By Leah S. Abrams
It is a grey, wet Sunday here in New York City, making yesterday’s crisp sunshine break in these now many days of steady rain feel like even more of a gift.
Central Park yesterday was full of small groups of children of every age in costumes ranging from traditional witch and princess, the latter being a strangely persistent fascination among hordes of youth, to a bunch of inflatable dinosaurs and cartoon characters. On the streets of every neighborhood, businesses still gave out candy and dogs were paraded about as pumpkins and pandas. Gourds and plastic skeletons and cotton spider webs adorned brownstones and storefronts alike. A sense of collective gratitude permeated our distanced silos.
Beneath, or perhaps fueling that grateful, joyful energy was the underlying tension that is the only topic of even passing small talk these days: Tuesday’s election.
Despite my vehement opposition to Ronald Reagan as President, as California Governor before that, and even as second-rate Hollywood actor before it all became “The Make America Great Show,” I was too young then to know what that election meant, to understand that the country was choosing to move from a direction of compassion and unity and more fairness to selling its soul to the devil, cloaked in an increasingly unrecognizable Republican Party from that which I’d respected and even agreed with on various points at times in history. So, for me, 2016 was what I imagine those who saw the beginning of the unraveling in 1980 likely experienced, that “we told you – it can happen here” moment.

-.-.-

**Work task**
Extend the essay about the rainy New York weekend before Tuesday's election, picking up after its final sentence. The lines after this point have no connection to the essay.

-.-.-

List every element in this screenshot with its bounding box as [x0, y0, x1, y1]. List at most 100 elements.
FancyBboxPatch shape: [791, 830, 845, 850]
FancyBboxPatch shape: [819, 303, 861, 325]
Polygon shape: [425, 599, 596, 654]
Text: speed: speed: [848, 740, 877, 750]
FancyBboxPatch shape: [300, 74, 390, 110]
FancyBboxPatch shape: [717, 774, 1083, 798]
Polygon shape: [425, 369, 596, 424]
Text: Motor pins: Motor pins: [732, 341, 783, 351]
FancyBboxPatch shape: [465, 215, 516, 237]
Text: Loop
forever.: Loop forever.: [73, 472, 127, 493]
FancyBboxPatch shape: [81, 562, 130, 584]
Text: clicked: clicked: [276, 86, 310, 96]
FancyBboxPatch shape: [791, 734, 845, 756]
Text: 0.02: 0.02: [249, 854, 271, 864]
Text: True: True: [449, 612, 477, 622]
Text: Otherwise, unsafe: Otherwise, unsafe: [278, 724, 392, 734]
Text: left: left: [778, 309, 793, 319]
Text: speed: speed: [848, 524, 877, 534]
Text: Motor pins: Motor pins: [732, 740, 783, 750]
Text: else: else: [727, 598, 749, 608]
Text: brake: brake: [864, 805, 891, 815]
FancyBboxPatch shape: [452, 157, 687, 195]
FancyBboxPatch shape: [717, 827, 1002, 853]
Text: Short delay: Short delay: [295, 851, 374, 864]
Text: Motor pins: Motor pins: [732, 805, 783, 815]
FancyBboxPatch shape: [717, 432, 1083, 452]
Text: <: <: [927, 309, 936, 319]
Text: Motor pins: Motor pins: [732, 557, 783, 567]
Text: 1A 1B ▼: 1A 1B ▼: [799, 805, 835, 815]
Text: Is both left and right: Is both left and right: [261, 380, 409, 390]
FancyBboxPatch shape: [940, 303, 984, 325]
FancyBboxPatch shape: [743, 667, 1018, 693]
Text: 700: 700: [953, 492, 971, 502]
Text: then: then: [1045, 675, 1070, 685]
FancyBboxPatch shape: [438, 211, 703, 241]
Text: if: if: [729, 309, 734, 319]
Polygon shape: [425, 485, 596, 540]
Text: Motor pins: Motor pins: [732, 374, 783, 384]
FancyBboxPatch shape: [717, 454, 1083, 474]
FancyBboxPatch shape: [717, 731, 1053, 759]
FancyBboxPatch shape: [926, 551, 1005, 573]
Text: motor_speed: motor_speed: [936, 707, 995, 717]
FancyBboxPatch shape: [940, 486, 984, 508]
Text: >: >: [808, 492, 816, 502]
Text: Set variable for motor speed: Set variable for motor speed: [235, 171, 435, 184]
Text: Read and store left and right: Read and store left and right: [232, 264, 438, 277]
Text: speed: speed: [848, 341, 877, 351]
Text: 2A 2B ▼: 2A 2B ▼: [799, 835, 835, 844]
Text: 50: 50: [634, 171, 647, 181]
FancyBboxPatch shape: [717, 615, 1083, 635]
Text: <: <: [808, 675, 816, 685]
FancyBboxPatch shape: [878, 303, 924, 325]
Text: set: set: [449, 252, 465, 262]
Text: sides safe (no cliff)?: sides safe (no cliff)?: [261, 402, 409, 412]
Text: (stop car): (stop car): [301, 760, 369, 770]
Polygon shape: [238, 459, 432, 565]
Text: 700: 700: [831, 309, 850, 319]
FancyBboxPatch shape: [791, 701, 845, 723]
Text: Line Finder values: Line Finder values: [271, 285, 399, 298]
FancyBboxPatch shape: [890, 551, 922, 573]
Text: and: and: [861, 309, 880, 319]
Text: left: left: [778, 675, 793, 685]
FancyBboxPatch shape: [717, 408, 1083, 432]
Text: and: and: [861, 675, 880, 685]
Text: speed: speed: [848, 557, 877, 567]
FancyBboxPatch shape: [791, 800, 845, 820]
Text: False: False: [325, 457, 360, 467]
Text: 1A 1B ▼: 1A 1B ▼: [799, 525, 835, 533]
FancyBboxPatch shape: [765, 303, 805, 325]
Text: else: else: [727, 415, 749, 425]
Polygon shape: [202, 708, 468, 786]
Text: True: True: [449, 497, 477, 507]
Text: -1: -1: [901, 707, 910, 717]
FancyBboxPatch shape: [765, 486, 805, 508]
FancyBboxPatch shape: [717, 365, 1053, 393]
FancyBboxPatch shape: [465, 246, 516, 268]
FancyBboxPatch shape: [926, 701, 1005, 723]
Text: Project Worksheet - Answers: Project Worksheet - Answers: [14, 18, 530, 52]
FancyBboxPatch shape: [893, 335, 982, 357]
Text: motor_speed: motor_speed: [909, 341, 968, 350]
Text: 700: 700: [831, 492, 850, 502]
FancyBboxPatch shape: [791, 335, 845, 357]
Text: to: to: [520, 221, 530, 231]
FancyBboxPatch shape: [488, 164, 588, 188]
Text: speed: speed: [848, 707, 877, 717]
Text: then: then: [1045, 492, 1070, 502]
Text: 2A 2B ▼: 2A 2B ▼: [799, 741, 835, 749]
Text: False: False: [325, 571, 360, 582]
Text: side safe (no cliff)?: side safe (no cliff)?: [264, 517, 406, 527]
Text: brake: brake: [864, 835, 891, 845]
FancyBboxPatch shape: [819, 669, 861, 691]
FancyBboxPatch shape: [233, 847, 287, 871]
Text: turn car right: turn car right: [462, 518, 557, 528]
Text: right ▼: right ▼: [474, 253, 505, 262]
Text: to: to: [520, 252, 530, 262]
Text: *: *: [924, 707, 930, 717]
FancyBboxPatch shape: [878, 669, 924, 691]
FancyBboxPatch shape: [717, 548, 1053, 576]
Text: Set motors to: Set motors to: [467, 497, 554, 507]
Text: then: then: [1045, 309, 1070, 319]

-.-.-

**Task answer**
What did give me pause as a child and still does today is the fact that not every eligible voter in the country casts a vote. This was unheard of in my family where politics and business and world affairs dominated the nightly dinner table conversation, where it was abundantly clear that our people – and here I mean Jews, not women – had been persecuted and denied our voice throughout history. You turned eighteen in my family and you registered to vote, and then you voted – not every four years, but every time an election is held where you’re living.
That is my lived experience. It is not necessary yours or your neighbor’s or your uncle’s. Surely, though, what we all share is so much more than the divergent details of our own unique particulars. I’ve never encountered a human who did not want to be heard, to feel that their opinion, their story mattered. In a democracy, we get to have that – it’s why so many people who came before us fought and died for the right to vote.
Here is a truth for everyone, myself included, who bemoans the electoral college system: if every single one of us with the right to vote exercised that right, the electoral college would always support the popular vote. It’s the most basic of math – even I can grasp it.
I think we all want more autumn days to praise the sun and the changing colors of the trees and the magic of smiling at strangers beneath the masks we happily sport in a communal health effort that the germaphobes among us hope will be a permanent, post-pandemic norm. Even in the miserable rain, the early voting lines have wrapped around the block. Despite all my disdain for human arrogance and, often, for the species at large, I do believe, buried somewhere deep in the recesses of my being, that there are fewer of us who support the trajectory of the last four years than those who say they want to make America great again while actually meaning they want to tear down the whole of society because it makes for more climactic reality television.
There is one way to communicate our shared desire for a better country: overwhelm the ballot box with 100% voter participation.